Go through the entries below and pick out every line with "Simón".
******
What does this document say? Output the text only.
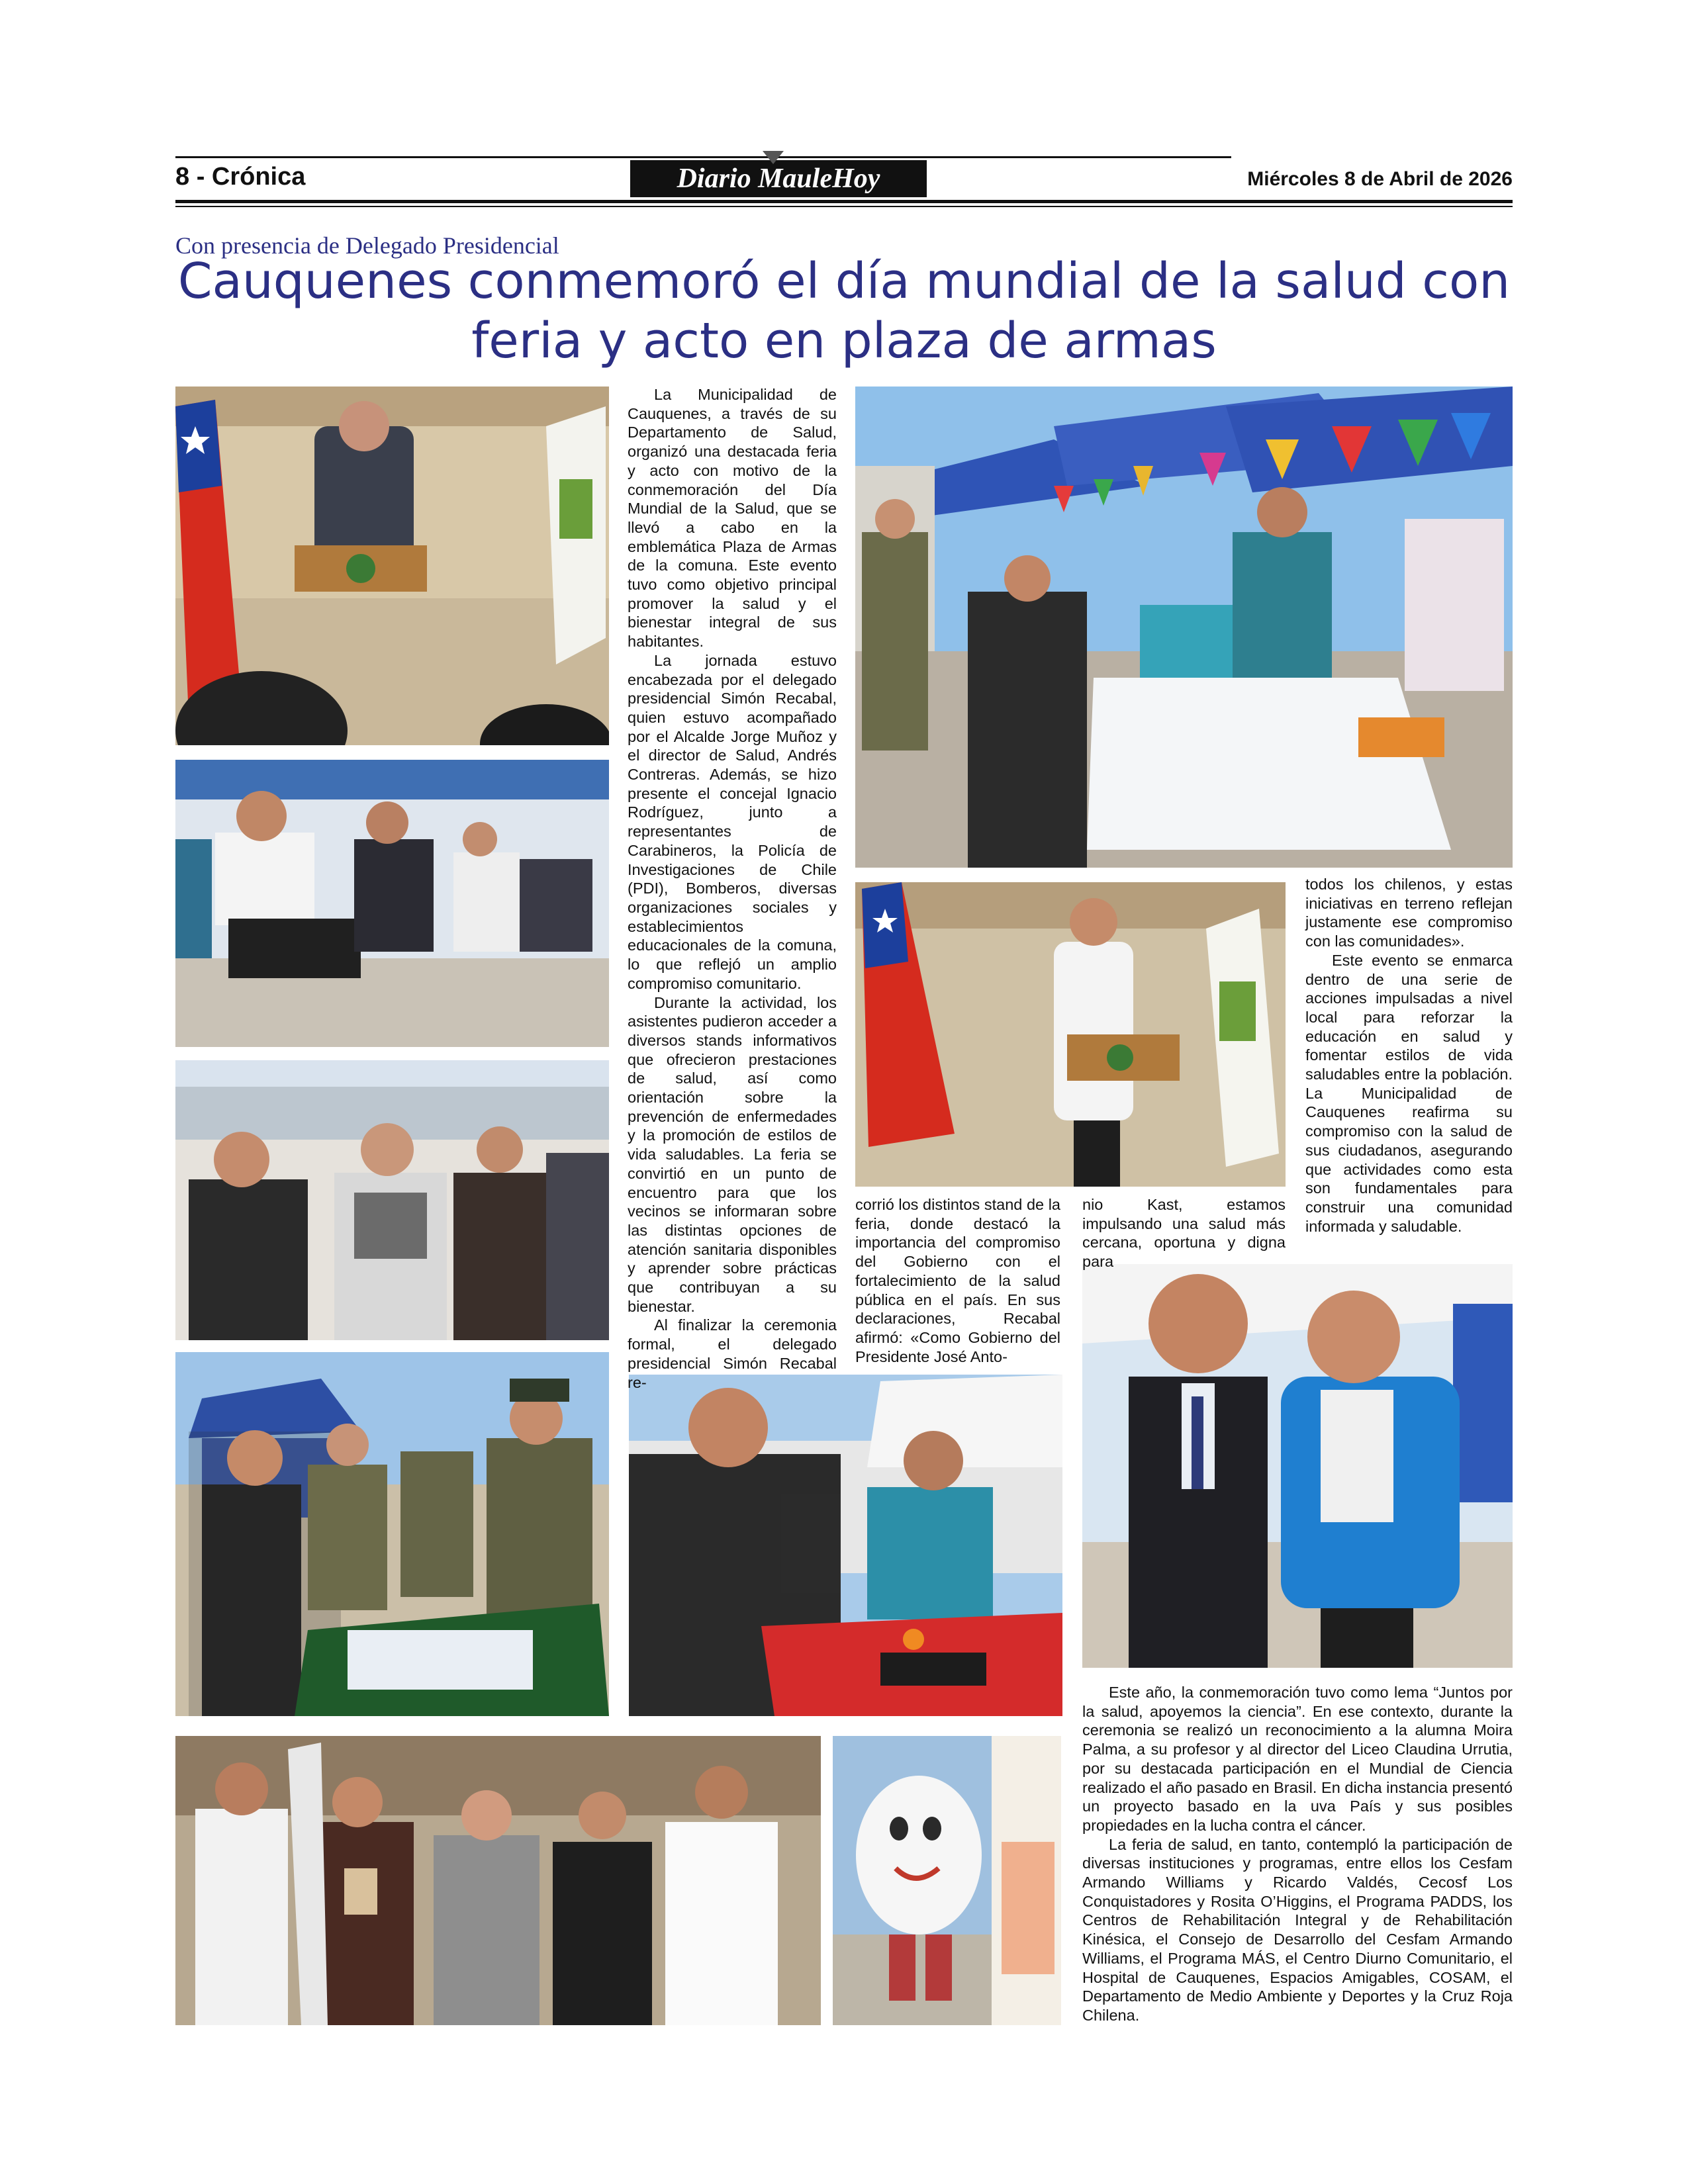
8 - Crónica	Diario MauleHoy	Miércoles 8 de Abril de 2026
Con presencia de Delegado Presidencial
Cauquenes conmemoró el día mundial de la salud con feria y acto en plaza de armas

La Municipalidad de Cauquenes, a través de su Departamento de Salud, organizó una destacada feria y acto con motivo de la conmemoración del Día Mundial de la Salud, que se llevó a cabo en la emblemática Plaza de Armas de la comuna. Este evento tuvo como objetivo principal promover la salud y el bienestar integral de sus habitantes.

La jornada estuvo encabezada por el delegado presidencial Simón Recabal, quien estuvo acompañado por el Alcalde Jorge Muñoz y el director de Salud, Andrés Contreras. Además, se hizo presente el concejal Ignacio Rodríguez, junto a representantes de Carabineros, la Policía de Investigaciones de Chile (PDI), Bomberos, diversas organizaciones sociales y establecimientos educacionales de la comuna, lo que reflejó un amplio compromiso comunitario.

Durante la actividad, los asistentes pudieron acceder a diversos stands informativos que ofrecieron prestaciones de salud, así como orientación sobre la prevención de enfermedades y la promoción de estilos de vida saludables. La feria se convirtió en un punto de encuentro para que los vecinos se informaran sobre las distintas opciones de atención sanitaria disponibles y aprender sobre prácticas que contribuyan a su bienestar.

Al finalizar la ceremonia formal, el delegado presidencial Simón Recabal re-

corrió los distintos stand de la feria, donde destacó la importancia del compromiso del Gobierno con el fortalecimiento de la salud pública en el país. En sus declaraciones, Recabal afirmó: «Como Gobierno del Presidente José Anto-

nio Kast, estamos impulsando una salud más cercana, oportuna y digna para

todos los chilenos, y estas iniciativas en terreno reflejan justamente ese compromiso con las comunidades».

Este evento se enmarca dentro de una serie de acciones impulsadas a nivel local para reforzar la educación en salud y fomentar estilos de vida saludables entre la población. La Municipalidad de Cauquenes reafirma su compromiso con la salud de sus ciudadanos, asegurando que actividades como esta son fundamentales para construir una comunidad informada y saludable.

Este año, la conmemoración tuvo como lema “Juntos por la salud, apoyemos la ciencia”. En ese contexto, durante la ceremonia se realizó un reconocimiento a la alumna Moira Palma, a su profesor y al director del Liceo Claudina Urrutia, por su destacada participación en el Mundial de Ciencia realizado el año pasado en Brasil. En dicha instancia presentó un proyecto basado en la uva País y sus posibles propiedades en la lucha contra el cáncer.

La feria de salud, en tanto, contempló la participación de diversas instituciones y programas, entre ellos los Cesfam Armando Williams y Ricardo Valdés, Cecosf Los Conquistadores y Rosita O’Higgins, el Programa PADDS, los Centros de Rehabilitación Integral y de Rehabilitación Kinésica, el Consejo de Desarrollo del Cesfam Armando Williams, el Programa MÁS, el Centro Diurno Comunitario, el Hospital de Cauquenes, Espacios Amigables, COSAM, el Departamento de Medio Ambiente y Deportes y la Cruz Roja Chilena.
******
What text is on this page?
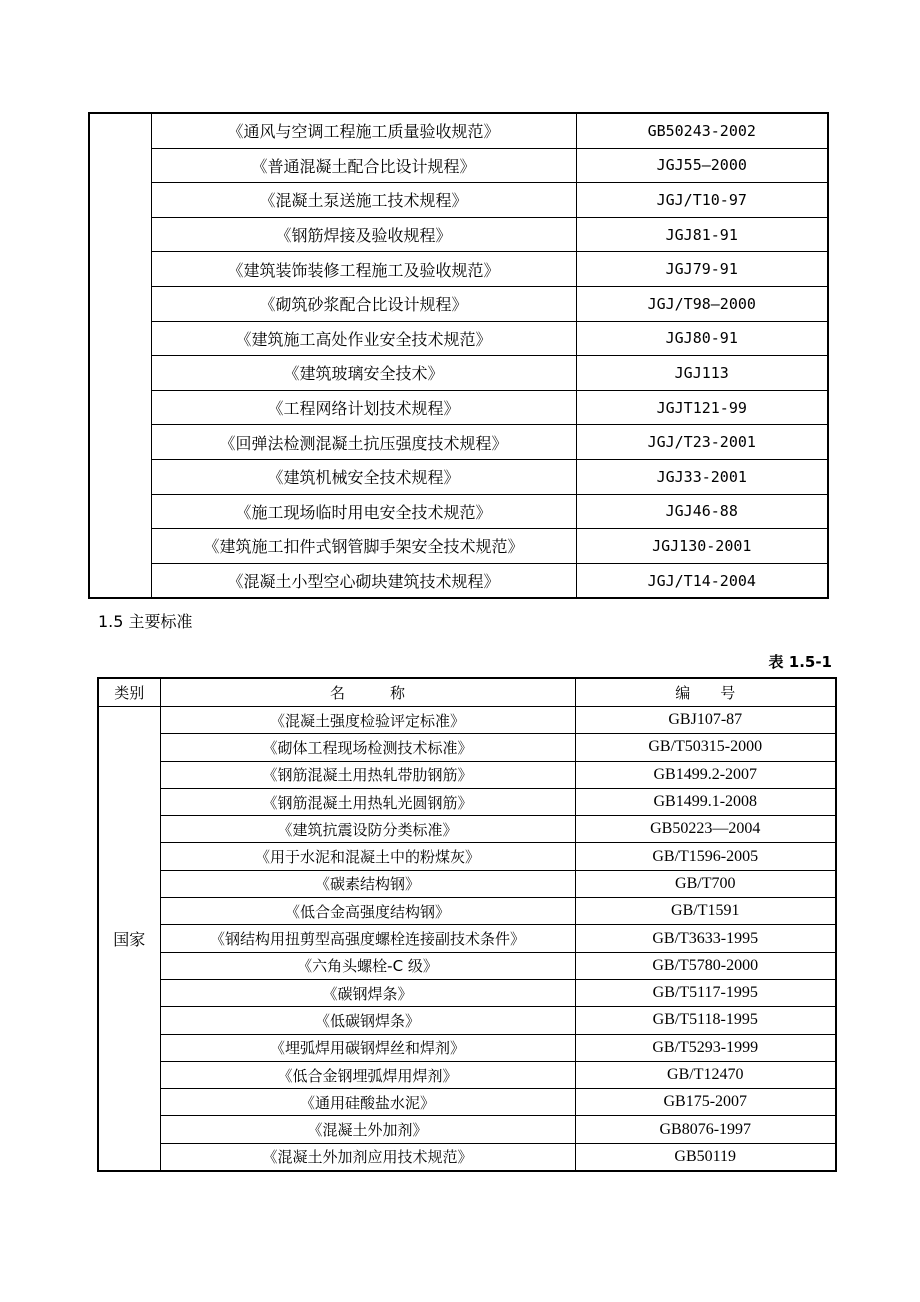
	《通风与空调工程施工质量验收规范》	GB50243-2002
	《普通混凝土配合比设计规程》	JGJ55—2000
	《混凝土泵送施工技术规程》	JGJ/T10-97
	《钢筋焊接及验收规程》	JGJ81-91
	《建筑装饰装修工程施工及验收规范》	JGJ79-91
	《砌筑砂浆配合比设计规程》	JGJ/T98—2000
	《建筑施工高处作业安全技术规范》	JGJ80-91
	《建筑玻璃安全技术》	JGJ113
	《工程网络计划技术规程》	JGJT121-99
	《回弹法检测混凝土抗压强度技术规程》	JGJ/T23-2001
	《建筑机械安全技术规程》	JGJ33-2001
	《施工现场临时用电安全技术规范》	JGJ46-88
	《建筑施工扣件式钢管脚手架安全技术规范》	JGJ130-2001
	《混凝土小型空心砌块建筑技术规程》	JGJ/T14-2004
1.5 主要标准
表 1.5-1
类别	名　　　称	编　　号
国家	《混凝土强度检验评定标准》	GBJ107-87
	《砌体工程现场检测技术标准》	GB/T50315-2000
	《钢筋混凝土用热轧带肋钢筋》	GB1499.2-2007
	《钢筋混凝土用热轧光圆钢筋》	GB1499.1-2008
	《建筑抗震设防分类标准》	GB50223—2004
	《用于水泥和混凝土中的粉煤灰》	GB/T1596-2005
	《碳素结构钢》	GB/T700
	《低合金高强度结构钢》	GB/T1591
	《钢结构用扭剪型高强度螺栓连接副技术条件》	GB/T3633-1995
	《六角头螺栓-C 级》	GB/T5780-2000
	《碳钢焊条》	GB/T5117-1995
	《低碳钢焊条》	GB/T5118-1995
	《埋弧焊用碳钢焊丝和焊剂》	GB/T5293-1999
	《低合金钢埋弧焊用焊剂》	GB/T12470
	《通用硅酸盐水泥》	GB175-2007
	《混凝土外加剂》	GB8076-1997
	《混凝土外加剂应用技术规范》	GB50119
******
- **The result**
La jornada estuvo encabezada por el delegado presidencial Simón Recabal, quien estuvo acompañado por el Alcalde Jorge Muñoz y el director de Salud, Andrés Contreras. Además, se hizo presente el concejal Ignacio Rodríguez, junto a representantes de Carabineros, la Policía de Investigaciones de Chile (PDI), Bomberos, diversas organizaciones sociales y establecimientos educacionales de la comuna, lo que reflejó un amplio compromiso comunitario.
Al finalizar la ceremonia formal, el delegado presidencial Simón Recabal re-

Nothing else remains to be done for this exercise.